## EXERCISE AIM
Would it be possible to write out each entry below exactly, without the pictures?

[Dataset entries]
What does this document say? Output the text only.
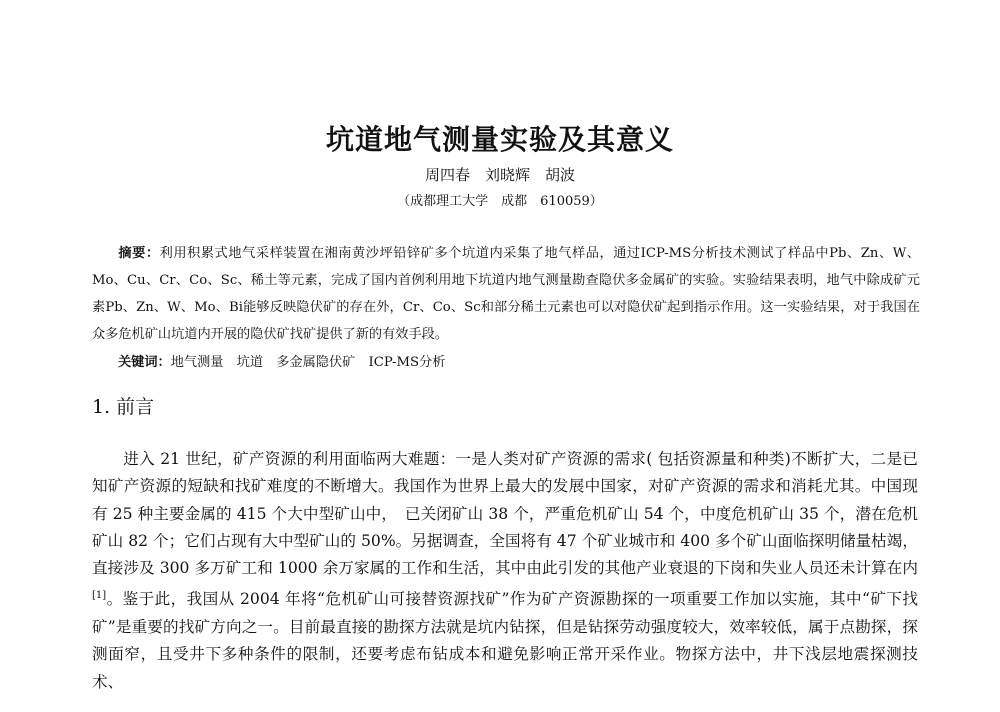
坑道地气测量实验及其意义
周四春　刘晓辉　胡波
（成都理工大学　成都　610059）
摘要：利用积累式地气采样装置在湘南黄沙坪铅锌矿多个坑道内采集了地气样品，通过ICP-MS分析技术测试了样品中Pb、Zn、W、Mo、Cu、Cr、Co、Sc、稀土等元素，完成了国内首例利用地下坑道内地气测量勘查隐伏多金属矿的实验。实验结果表明，地气中除成矿元素Pb、Zn、W、Mo、Bi能够反映隐伏矿的存在外，Cr、Co、Sc和部分稀土元素也可以对隐伏矿起到指示作用。这一实验结果，对于我国在众多危机矿山坑道内开展的隐伏矿找矿提供了新的有效手段。
关键词：地气测量　坑道　多金属隐伏矿　ICP-MS分析
1. 前言

进入 21 世纪，矿产资源的利用面临两大难题：一是人类对矿产资源的需求( 包括资源量和种类)不断扩大，二是已知矿产资源的短缺和找矿难度的不断增大。我国作为世界上最大的发展中国家，对矿产资源的需求和消耗尤其。中国现有 25 种主要金属的 415 个大中型矿山中，　已关闭矿山 38 个，严重危机矿山 54 个，中度危机矿山 35 个，潜在危机矿山 82 个；它们占现有大中型矿山的 50%。另据调查，全国将有 47 个矿业城市和 400 多个矿山面临探明储量枯竭，直接涉及 300 多万矿工和 1000 余万家属的工作和生活，其中由此引发的其他产业衰退的下岗和失业人员还未计算在内[1]。鉴于此，我国从 2004 年将“危机矿山可接替资源找矿”作为矿产资源勘探的一项重要工作加以实施，其中“矿下找矿”是重要的找矿方向之一。目前最直接的勘探方法就是坑内钻探，但是钻探劳动强度较大，效率较低，属于点勘探，探测面窄，且受井下多种条件的限制，还要考虑布钻成本和避免影响正常开采作业。物探方法中，井下浅层地震探测技术、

## TASK RESULT
What does this document say? Output the text only.
坑道地气测量实验及其意义
周四春　刘晓辉　胡波
（成都理工大学　成都　610059）
摘要：利用积累式地气采样装置在湘南黄沙坪铅锌矿多个坑道内采集了地气样品，通过ICP-MS分析技术测试了样品中Pb、Zn、W、Mo、Cu、Cr、Co、Sc、稀土等元素，完成了国内首例利用地下坑道内地气测量勘查隐伏多金属矿的实验。实验结果表明，地气中除成矿元素Pb、Zn、W、Mo、Bi能够反映隐伏矿的存在外，Cr、Co、Sc和部分稀土元素也可以对隐伏矿起到指示作用。这一实验结果，对于我国在众多危机矿山坑道内开展的隐伏矿找矿提供了新的有效手段。
关键词：地气测量　坑道　多金属隐伏矿　ICP-MS分析
1. 前言

进入 21 世纪，矿产资源的利用面临两大难题：一是人类对矿产资源的需求( 包括资源量和种类)不断扩大，二是已知矿产资源的短缺和找矿难度的不断增大。我国作为世界上最大的发展中国家，对矿产资源的需求和消耗尤其。中国现有 25 种主要金属的 415 个大中型矿山中，　已关闭矿山 38 个，严重危机矿山 54 个，中度危机矿山 35 个，潜在危机矿山 82 个；它们占现有大中型矿山的 50%。另据调查，全国将有 47 个矿业城市和 400 多个矿山面临探明储量枯竭，直接涉及 300 多万矿工和 1000 余万家属的工作和生活，其中由此引发的其他产业衰退的下岗和失业人员还未计算在内[1]。鉴于此，我国从 2004 年将“危机矿山可接替资源找矿”作为矿产资源勘探的一项重要工作加以实施，其中“矿下找矿”是重要的找矿方向之一。目前最直接的勘探方法就是坑内钻探，但是钻探劳动强度较大，效率较低，属于点勘探，探测面窄，且受井下多种条件的限制，还要考虑布钻成本和避免影响正常开采作业。物探方法中，井下浅层地震探测技术、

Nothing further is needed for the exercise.